** Start of Supplied data **

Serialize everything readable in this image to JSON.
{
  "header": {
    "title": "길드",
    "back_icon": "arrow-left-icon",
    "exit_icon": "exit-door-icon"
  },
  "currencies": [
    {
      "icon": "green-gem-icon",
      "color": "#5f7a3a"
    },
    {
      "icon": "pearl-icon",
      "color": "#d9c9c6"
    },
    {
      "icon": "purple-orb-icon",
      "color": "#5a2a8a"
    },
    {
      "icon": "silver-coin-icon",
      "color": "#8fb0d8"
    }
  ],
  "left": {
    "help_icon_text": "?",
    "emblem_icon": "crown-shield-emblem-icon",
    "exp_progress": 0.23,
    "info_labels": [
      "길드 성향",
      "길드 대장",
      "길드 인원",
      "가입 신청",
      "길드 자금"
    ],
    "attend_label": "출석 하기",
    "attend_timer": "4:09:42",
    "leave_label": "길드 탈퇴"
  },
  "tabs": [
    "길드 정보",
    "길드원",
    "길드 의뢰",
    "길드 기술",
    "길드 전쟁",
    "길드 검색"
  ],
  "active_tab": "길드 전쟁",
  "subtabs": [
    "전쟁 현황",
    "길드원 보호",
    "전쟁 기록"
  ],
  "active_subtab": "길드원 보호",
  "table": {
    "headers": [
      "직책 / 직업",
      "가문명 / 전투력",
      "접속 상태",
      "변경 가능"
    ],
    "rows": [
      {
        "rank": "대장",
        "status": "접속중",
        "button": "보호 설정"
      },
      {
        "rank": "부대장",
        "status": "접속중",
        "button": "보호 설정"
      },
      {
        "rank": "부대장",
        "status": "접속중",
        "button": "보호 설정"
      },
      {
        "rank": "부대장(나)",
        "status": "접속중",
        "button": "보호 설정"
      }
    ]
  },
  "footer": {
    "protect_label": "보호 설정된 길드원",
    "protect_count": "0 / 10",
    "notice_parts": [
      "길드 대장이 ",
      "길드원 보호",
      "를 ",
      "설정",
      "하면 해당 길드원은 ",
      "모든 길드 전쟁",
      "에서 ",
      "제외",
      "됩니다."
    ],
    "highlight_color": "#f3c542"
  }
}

** End of Supplied data **

Exercise brief> Exactly as written, please output every entry.

Solution to the exercise>
Serialize everything readable in this image to JSON.
{
  "header": {
    "title": "길드",
    "back_icon": "arrow-left-icon",
    "exit_icon": "exit-door-icon"
  },
  "currencies": [
    {
      "icon": "green-gem-icon",
      "color": "#5f7a3a"
    },
    {
      "icon": "pearl-icon",
      "color": "#d9c9c6"
    },
    {
      "icon": "purple-orb-icon",
      "color": "#5a2a8a"
    },
    {
      "icon": "silver-coin-icon",
      "color": "#8fb0d8"
    }
  ],
  "left": {
    "help_icon_text": "?",
    "emblem_icon": "crown-shield-emblem-icon",
    "exp_progress": 0.23,
    "info_labels": [
      "길드 성향",
      "길드 대장",
      "길드 인원",
      "가입 신청",
      "길드 자금"
    ],
    "attend_label": "출석 하기",
    "attend_timer": "4:09:42",
    "leave_label": "길드 탈퇴"
  },
  "tabs": [
    "길드 정보",
    "길드원",
    "길드 의뢰",
    "길드 기술",
    "길드 전쟁",
    "길드 검색"
  ],
  "active_tab": "길드 전쟁",
  "subtabs": [
    "전쟁 현황",
    "길드원 보호",
    "전쟁 기록"
  ],
  "active_subtab": "길드원 보호",
  "table": {
    "headers": [
      "직책 / 직업",
      "가문명 / 전투력",
      "접속 상태",
      "변경 가능"
    ],
    "rows": [
      {
        "rank": "대장",
        "status": "접속중",
        "button": "보호 설정"
      },
      {
        "rank": "부대장",
        "status": "접속중",
        "button": "보호 설정"
      },
      {
        "rank": "부대장",
        "status": "접속중",
        "button": "보호 설정"
      },
      {
        "rank": "부대장(나)",
        "status": "접속중",
        "button": "보호 설정"
      }
    ]
  },
  "footer": {
    "protect_label": "보호 설정된 길드원",
    "protect_count": "0 / 10",
    "notice_parts": [
      "길드 대장이 ",
      "길드원 보호",
      "를 ",
      "설정",
      "하면 해당 길드원은 ",
      "모든 길드 전쟁",
      "에서 ",
      "제외",
      "됩니다."
    ],
    "highlight_color": "#f3c542"
  }
}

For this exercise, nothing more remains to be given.